• [Your goal]
Each line that follows is to be retyped exactly.

• [Records]
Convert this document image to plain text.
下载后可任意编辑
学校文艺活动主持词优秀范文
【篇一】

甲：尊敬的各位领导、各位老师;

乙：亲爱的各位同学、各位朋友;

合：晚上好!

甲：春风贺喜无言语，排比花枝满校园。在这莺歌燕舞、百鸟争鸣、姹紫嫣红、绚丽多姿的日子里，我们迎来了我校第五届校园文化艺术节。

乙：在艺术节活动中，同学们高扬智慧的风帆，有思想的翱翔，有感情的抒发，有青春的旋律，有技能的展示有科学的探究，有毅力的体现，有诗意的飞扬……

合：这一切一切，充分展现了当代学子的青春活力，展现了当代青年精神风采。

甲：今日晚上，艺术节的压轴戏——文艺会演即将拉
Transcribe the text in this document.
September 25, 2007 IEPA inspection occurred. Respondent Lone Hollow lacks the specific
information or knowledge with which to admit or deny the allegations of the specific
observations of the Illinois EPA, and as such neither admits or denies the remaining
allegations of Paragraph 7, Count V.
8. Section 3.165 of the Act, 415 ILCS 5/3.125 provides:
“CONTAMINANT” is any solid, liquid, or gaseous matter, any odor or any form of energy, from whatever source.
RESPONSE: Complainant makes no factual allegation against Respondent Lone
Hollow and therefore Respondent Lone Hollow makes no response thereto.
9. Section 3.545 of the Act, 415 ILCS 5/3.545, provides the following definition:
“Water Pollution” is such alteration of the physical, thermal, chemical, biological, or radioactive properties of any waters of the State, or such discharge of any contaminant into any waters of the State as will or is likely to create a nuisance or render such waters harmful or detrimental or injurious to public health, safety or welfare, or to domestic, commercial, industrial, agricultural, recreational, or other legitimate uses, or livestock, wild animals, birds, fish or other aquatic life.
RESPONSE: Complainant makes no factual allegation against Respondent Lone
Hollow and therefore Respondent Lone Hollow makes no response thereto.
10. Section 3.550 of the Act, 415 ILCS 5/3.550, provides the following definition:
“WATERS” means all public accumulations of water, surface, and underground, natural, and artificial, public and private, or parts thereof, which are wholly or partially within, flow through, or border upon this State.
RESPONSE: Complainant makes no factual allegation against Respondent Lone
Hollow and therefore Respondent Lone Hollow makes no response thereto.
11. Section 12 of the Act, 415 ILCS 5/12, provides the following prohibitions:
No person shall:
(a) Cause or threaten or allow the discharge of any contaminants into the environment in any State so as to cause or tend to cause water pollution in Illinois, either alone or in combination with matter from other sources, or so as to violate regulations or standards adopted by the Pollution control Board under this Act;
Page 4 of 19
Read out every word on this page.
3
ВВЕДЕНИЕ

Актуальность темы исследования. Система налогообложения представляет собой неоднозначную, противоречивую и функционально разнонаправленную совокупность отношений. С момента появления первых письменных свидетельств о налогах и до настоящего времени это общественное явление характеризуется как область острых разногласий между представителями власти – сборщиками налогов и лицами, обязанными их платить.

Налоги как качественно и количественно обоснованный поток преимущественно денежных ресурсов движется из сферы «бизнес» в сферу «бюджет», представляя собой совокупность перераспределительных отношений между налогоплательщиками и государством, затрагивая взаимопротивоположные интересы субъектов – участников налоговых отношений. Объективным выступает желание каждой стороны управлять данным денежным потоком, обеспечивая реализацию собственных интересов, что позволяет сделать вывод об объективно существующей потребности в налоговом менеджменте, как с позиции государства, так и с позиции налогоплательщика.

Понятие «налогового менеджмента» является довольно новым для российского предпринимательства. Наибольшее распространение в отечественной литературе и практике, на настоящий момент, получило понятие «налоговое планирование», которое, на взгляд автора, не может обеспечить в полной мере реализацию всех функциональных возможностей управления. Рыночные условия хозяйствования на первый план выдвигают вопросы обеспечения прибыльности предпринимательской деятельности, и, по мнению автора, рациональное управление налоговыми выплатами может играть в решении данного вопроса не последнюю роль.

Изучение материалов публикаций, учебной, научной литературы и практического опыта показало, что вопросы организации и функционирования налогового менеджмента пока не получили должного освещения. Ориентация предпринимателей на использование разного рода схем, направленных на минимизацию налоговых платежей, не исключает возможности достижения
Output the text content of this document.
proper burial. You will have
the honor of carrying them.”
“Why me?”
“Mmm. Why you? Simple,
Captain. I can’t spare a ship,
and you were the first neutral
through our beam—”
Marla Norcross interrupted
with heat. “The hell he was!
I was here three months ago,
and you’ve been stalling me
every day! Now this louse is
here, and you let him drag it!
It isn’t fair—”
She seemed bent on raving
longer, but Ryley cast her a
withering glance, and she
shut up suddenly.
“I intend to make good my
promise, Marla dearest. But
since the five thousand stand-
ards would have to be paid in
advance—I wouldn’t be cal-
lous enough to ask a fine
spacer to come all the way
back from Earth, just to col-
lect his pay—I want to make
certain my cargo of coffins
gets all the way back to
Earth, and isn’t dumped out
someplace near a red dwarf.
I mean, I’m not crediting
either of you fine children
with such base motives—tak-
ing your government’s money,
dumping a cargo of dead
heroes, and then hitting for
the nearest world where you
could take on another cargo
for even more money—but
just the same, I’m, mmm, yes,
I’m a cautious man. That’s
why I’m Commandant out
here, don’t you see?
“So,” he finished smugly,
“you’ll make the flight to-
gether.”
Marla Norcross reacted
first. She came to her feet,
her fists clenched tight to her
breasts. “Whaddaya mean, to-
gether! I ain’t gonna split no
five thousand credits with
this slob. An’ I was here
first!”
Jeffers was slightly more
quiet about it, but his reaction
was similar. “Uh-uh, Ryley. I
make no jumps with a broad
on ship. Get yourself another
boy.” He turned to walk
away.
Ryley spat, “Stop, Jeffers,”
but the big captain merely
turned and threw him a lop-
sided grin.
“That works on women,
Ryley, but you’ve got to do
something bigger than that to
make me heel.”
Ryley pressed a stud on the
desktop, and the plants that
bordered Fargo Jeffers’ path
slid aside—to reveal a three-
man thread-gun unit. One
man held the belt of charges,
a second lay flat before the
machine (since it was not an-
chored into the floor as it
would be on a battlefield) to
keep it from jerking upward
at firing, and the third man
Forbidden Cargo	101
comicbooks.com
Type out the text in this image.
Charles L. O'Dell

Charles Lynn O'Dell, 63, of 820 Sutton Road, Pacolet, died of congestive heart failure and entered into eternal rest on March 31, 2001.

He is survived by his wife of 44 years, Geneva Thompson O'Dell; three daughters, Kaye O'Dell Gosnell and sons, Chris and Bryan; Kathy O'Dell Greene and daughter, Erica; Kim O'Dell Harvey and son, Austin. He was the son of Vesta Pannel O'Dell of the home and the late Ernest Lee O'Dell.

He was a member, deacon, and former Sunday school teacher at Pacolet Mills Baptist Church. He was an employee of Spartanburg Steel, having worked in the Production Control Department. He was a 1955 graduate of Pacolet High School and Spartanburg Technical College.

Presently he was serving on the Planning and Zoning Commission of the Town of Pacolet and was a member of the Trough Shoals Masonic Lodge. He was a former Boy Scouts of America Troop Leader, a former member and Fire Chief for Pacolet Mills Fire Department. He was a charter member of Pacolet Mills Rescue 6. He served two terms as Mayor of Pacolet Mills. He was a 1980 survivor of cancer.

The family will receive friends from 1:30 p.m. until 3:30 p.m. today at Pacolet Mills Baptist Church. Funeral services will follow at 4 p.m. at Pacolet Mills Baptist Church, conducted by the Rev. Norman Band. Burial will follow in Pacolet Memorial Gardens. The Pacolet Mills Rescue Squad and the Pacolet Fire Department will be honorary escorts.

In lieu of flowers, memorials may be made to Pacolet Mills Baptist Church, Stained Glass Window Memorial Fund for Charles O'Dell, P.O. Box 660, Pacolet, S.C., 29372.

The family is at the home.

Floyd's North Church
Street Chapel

• [The solution]
Convert this document image to plain text.
下载后可任意编辑
学校文艺活动主持词优秀范文
【篇一】

甲：尊敬的各位领导、各位老师;

乙：亲爱的各位同学、各位朋友;

合：晚上好!

甲：春风贺喜无言语，排比花枝满校园。在这莺歌燕舞、百鸟争鸣、姹紫嫣红、绚丽多姿的日子里，我们迎来了我校第五届校园文化艺术节。

乙：在艺术节活动中，同学们高扬智慧的风帆，有思想的翱翔，有感情的抒发，有青春的旋律，有技能的展示有科学的探究，有毅力的体现，有诗意的飞扬……

合：这一切一切，充分展现了当代学子的青春活力，展现了当代青年精神风采。

甲：今日晚上，艺术节的压轴戏——文艺会演即将拉
Transcribe the text in this document.
September 25, 2007 IEPA inspection occurred. Respondent Lone Hollow lacks the specific
information or knowledge with which to admit or deny the allegations of the specific
observations of the Illinois EPA, and as such neither admits or denies the remaining
allegations of Paragraph 7, Count V.
8. Section 3.165 of the Act, 415 ILCS 5/3.125 provides:
“CONTAMINANT” is any solid, liquid, or gaseous matter, any odor or any form of energy, from whatever source.
RESPONSE: Complainant makes no factual allegation against Respondent Lone
Hollow and therefore Respondent Lone Hollow makes no response thereto.
9. Section 3.545 of the Act, 415 ILCS 5/3.545, provides the following definition:
“Water Pollution” is such alteration of the physical, thermal, chemical, biological, or radioactive properties of any waters of the State, or such discharge of any contaminant into any waters of the State as will or is likely to create a nuisance or render such waters harmful or detrimental or injurious to public health, safety or welfare, or to domestic, commercial, industrial, agricultural, recreational, or other legitimate uses, or livestock, wild animals, birds, fish or other aquatic life.
RESPONSE: Complainant makes no factual allegation against Respondent Lone
Hollow and therefore Respondent Lone Hollow makes no response thereto.
10. Section 3.550 of the Act, 415 ILCS 5/3.550, provides the following definition:
“WATERS” means all public accumulations of water, surface, and underground, natural, and artificial, public and private, or parts thereof, which are wholly or partially within, flow through, or border upon this State.
RESPONSE: Complainant makes no factual allegation against Respondent Lone
Hollow and therefore Respondent Lone Hollow makes no response thereto.
11. Section 12 of the Act, 415 ILCS 5/12, provides the following prohibitions:
No person shall:
(a) Cause or threaten or allow the discharge of any contaminants into the environment in any State so as to cause or tend to cause water pollution in Illinois, either alone or in combination with matter from other sources, or so as to violate regulations or standards adopted by the Pollution control Board under this Act;
Page 4 of 19
Read out every word on this page.
3
ВВЕДЕНИЕ

Актуальность темы исследования. Система налогообложения представляет собой неоднозначную, противоречивую и функционально разнонаправленную совокупность отношений. С момента появления первых письменных свидетельств о налогах и до настоящего времени это общественное явление характеризуется как область острых разногласий между представителями власти – сборщиками налогов и лицами, обязанными их платить.

Налоги как качественно и количественно обоснованный поток преимущественно денежных ресурсов движется из сферы «бизнес» в сферу «бюджет», представляя собой совокупность перераспределительных отношений между налогоплательщиками и государством, затрагивая взаимопротивоположные интересы субъектов – участников налоговых отношений. Объективным выступает желание каждой стороны управлять данным денежным потоком, обеспечивая реализацию собственных интересов, что позволяет сделать вывод об объективно существующей потребности в налоговом менеджменте, как с позиции государства, так и с позиции налогоплательщика.

Понятие «налогового менеджмента» является довольно новым для российского предпринимательства. Наибольшее распространение в отечественной литературе и практике, на настоящий момент, получило понятие «налоговое планирование», которое, на взгляд автора, не может обеспечить в полной мере реализацию всех функциональных возможностей управления. Рыночные условия хозяйствования на первый план выдвигают вопросы обеспечения прибыльности предпринимательской деятельности, и, по мнению автора, рациональное управление налоговыми выплатами может играть в решении данного вопроса не последнюю роль.

Изучение материалов публикаций, учебной, научной литературы и практического опыта показало, что вопросы организации и функционирования налогового менеджмента пока не получили должного освещения. Ориентация предпринимателей на использование разного рода схем, направленных на минимизацию налоговых платежей, не исключает возможности достижения
Output the text content of this document.
proper burial. You will have
the honor of carrying them.”
“Why me?”
“Mmm. Why you? Simple,
Captain. I can’t spare a ship,
and you were the first neutral
through our beam—”
Marla Norcross interrupted
with heat. “The hell he was!
I was here three months ago,
and you’ve been stalling me
every day! Now this louse is
here, and you let him drag it!
It isn’t fair—”
She seemed bent on raving
longer, but Ryley cast her a
withering glance, and she
shut up suddenly.
“I intend to make good my
promise, Marla dearest. But
since the five thousand stand-
ards would have to be paid in
advance—I wouldn’t be cal-
lous enough to ask a fine
spacer to come all the way
back from Earth, just to col-
lect his pay—I want to make
certain my cargo of coffins
gets all the way back to
Earth, and isn’t dumped out
someplace near a red dwarf.
I mean, I’m not crediting
either of you fine children
with such base motives—tak-
ing your government’s money,
dumping a cargo of dead
heroes, and then hitting for
the nearest world where you
could take on another cargo
for even more money—but
just the same, I’m, mmm, yes,
I’m a cautious man. That’s
why I’m Commandant out
here, don’t you see?
“So,” he finished smugly,
“you’ll make the flight to-
gether.”
Marla Norcross reacted
first. She came to her feet,
her fists clenched tight to her
breasts. “Whaddaya mean, to-
gether! I ain’t gonna split no
five thousand credits with
this slob. An’ I was here
first!”
Jeffers was slightly more
quiet about it, but his reaction
was similar. “Uh-uh, Ryley. I
make no jumps with a broad
on ship. Get yourself another
boy.” He turned to walk
away.
Ryley spat, “Stop, Jeffers,”
but the big captain merely
turned and threw him a lop-
sided grin.
“That works on women,
Ryley, but you’ve got to do
something bigger than that to
make me heel.”
Ryley pressed a stud on the
desktop, and the plants that
bordered Fargo Jeffers’ path
slid aside—to reveal a three-
man thread-gun unit. One
man held the belt of charges,
a second lay flat before the
machine (since it was not an-
chored into the floor as it
would be on a battlefield) to
keep it from jerking upward
at firing, and the third man
Forbidden Cargo	101
comicbooks.com
Type out the text in this image.
Charles L. O'Dell

Charles Lynn O'Dell, 63, of 820 Sutton Road, Pacolet, died of congestive heart failure and entered into eternal rest on March 31, 2001.

He is survived by his wife of 44 years, Geneva Thompson O'Dell; three daughters, Kaye O'Dell Gosnell and sons, Chris and Bryan; Kathy O'Dell Greene and daughter, Erica; Kim O'Dell Harvey and son, Austin. He was the son of Vesta Pannel O'Dell of the home and the late Ernest Lee O'Dell.

He was a member, deacon, and former Sunday school teacher at Pacolet Mills Baptist Church. He was an employee of Spartanburg Steel, having worked in the Production Control Department. He was a 1955 graduate of Pacolet High School and Spartanburg Technical College.

Presently he was serving on the Planning and Zoning Commission of the Town of Pacolet and was a member of the Trough Shoals Masonic Lodge. He was a former Boy Scouts of America Troop Leader, a former member and Fire Chief for Pacolet Mills Fire Department. He was a charter member of Pacolet Mills Rescue 6. He served two terms as Mayor of Pacolet Mills. He was a 1980 survivor of cancer.

The family will receive friends from 1:30 p.m. until 3:30 p.m. today at Pacolet Mills Baptist Church. Funeral services will follow at 4 p.m. at Pacolet Mills Baptist Church, conducted by the Rev. Norman Band. Burial will follow in Pacolet Memorial Gardens. The Pacolet Mills Rescue Squad and the Pacolet Fire Department will be honorary escorts.

In lieu of flowers, memorials may be made to Pacolet Mills Baptist Church, Stained Glass Window Memorial Fund for Charles O'Dell, P.O. Box 660, Pacolet, S.C., 29372.

The family is at the home.

Floyd's North Church
Street Chapel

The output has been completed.